Stated task:
Repeat each line of the material below exactly as it appears, minus any pictures.

BEGIN Available records

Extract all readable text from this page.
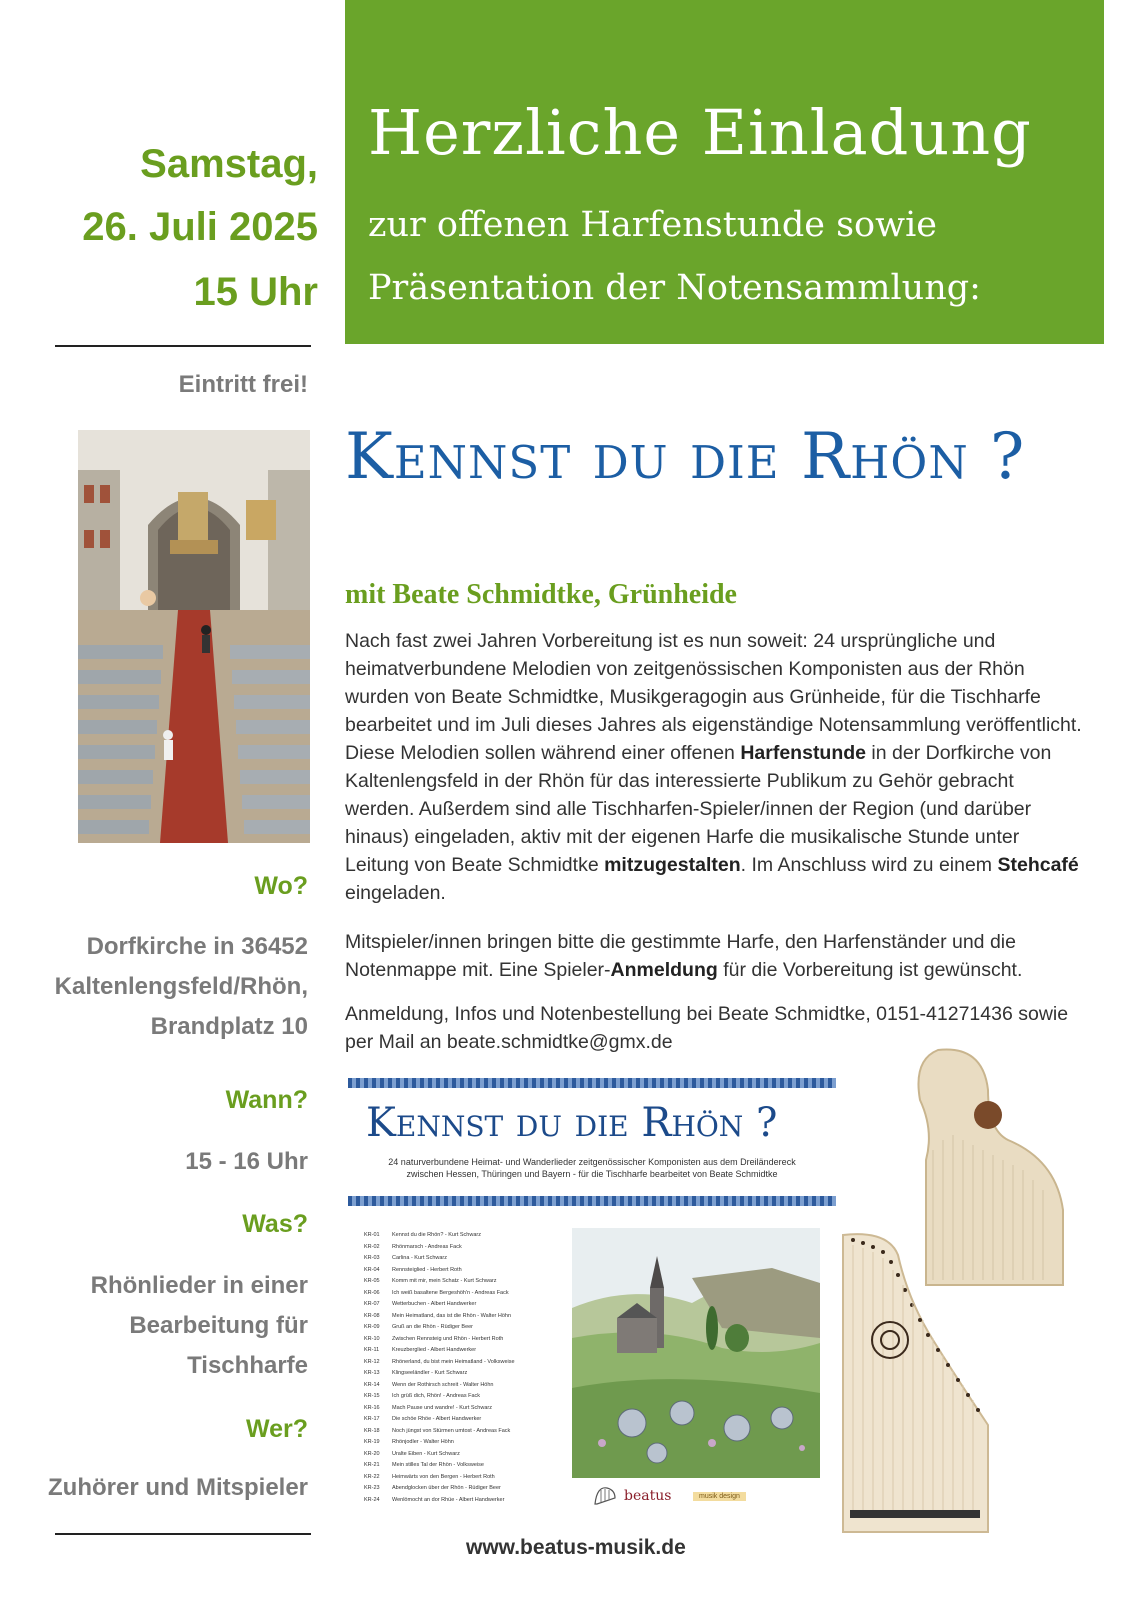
Herzliche Einladung
zur offenen Harfenstunde sowie
Präsentation der Notensammlung:
Samstag,
26. Juli 2025
15 Uhr
Eintritt frei!
Wo?
Dorfkirche in 36452
Kaltenlengsfeld/Rhön,
Brandplatz 10
Wann?
15 - 16 Uhr
Was?
Rhönlieder in einer
Bearbeitung für
Tischharfe
Wer?
Zuhörer und Mitspieler
Kennst du die Rhön ?
mit Beate Schmidtke, Grünheide
Nach fast zwei Jahren Vorbereitung ist es nun soweit: 24 ursprüngliche und heimatverbundene Melodien von zeitgenössischen Komponisten aus der Rhön wurden von Beate Schmidtke, Musikgeragogin aus Grünheide, für die Tischharfe bearbeitet und im Juli dieses Jahres als eigenständige Notensammlung veröffentlicht. Diese Melodien sollen während einer offenen Harfenstunde in der Dorfkirche von Kaltenlengsfeld in der Rhön für das interessierte Publikum zu Gehör gebracht werden. Außerdem sind alle Tischharfen-Spieler/innen der Region (und darüber hinaus) eingeladen, aktiv mit der eigenen Harfe die musikalische Stunde unter Leitung von Beate Schmidtke mitzugestalten. Im Anschluss wird zu einem Stehcafé eingeladen.
Mitspieler/innen bringen bitte die gestimmte Harfe, den Harfenständer und die Notenmappe mit. Eine Spieler-Anmeldung für die Vorbereitung ist gewünscht.
Anmeldung, Infos und Notenbestellung bei Beate Schmidtke, 0151-41271436 sowie per Mail an beate.schmidtke@gmx.de
Kennst du die Rhön ?
24 naturverbundene Heimat- und Wanderlieder zeitgenössischer Komponisten aus dem Dreiländereck
zwischen Hessen, Thüringen und Bayern - für die Tischharfe bearbeitet von Beate Schmidtke
KR-01 Kennst du die Rhön? - Kurt Schwarz
KR-02 Rhönmarsch - Andreas Fack
KR-03 Carlina - Kurt Schwarz
KR-04 Rennsteiglied - Herbert Roth
KR-05 Komm mit mir, mein Schatz - Kurt Schwarz
KR-06 Ich weiß basaltene Bergeshöh'n - Andreas Fack
KR-07 Wetterbuchen - Albert Handwerker
KR-08 Mein Heimatland, das ist die Rhön - Walter Höhn
KR-09 Gruß an die Rhön - Rüdiger Beer
KR-10 Zwischen Rennsteig und Rhön - Herbert Roth
KR-11 Kreuzberglied - Albert Handwerker
KR-12 Rhönerland, du bist mein Heimatland - Volksweise
KR-13 Klingseeländler - Kurt Schwarz
KR-14 Wenn der Rothirsch schreit - Walter Höhn
KR-15 Ich grüß dich, Rhön! - Andreas Fack
KR-16 Mach Pause und wandre! - Kurt Schwarz
KR-17 Die schöe Rhöe - Albert Handwerker
KR-18 Noch jüngst von Stürmen umtost - Andreas Fack
KR-19 Rhönjodler - Walter Höhn
KR-20 Uralte Eiben - Kurt Schwarz
KR-21 Mein stilles Tal der Rhön - Volksweise
KR-22 Heimwärts von den Bergen - Herbert Roth
KR-23 Abendglocken über der Rhön - Rüdiger Beer
KR-24 Wenlömocht an dor Rhüe - Albert Handwerker	beatus	musik design
www.beatus-musik.de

END Available records

In response:
Extract all readable text from this page.
Herzliche Einladung
zur offenen Harfenstunde sowie
Präsentation der Notensammlung:
Samstag,
26. Juli 2025
15 Uhr
Eintritt frei!
Wo?
Dorfkirche in 36452
Kaltenlengsfeld/Rhön,
Brandplatz 10
Wann?
15 - 16 Uhr
Was?
Rhönlieder in einer
Bearbeitung für
Tischharfe
Wer?
Zuhörer und Mitspieler
Kennst du die Rhön ?
mit Beate Schmidtke, Grünheide
Nach fast zwei Jahren Vorbereitung ist es nun soweit: 24 ursprüngliche und heimatverbundene Melodien von zeitgenössischen Komponisten aus der Rhön wurden von Beate Schmidtke, Musikgeragogin aus Grünheide, für die Tischharfe bearbeitet und im Juli dieses Jahres als eigenständige Notensammlung veröffentlicht. Diese Melodien sollen während einer offenen Harfenstunde in der Dorfkirche von Kaltenlengsfeld in der Rhön für das interessierte Publikum zu Gehör gebracht werden. Außerdem sind alle Tischharfen-Spieler/innen der Region (und darüber hinaus) eingeladen, aktiv mit der eigenen Harfe die musikalische Stunde unter Leitung von Beate Schmidtke mitzugestalten. Im Anschluss wird zu einem Stehcafé eingeladen.
Mitspieler/innen bringen bitte die gestimmte Harfe, den Harfenständer und die Notenmappe mit. Eine Spieler-Anmeldung für die Vorbereitung ist gewünscht.
Anmeldung, Infos und Notenbestellung bei Beate Schmidtke, 0151-41271436 sowie per Mail an beate.schmidtke@gmx.de
Kennst du die Rhön ?
24 naturverbundene Heimat- und Wanderlieder zeitgenössischer Komponisten aus dem Dreiländereck
zwischen Hessen, Thüringen und Bayern - für die Tischharfe bearbeitet von Beate Schmidtke
KR-01 Kennst du die Rhön? - Kurt Schwarz
KR-02 Rhönmarsch - Andreas Fack
KR-03 Carlina - Kurt Schwarz
KR-04 Rennsteiglied - Herbert Roth
KR-05 Komm mit mir, mein Schatz - Kurt Schwarz
KR-06 Ich weiß basaltene Bergeshöh'n - Andreas Fack
KR-07 Wetterbuchen - Albert Handwerker
KR-08 Mein Heimatland, das ist die Rhön - Walter Höhn
KR-09 Gruß an die Rhön - Rüdiger Beer
KR-10 Zwischen Rennsteig und Rhön - Herbert Roth
KR-11 Kreuzberglied - Albert Handwerker
KR-12 Rhönerland, du bist mein Heimatland - Volksweise
KR-13 Klingseeländler - Kurt Schwarz
KR-14 Wenn der Rothirsch schreit - Walter Höhn
KR-15 Ich grüß dich, Rhön! - Andreas Fack
KR-16 Mach Pause und wandre! - Kurt Schwarz
KR-17 Die schöe Rhöe - Albert Handwerker
KR-18 Noch jüngst von Stürmen umtost - Andreas Fack
KR-19 Rhönjodler - Walter Höhn
KR-20 Uralte Eiben - Kurt Schwarz
KR-21 Mein stilles Tal der Rhön - Volksweise
KR-22 Heimwärts von den Bergen - Herbert Roth
KR-23 Abendglocken über der Rhön - Rüdiger Beer
KR-24 Wenlömocht an dor Rhüe - Albert Handwerker	beatus	musik design
www.beatus-musik.de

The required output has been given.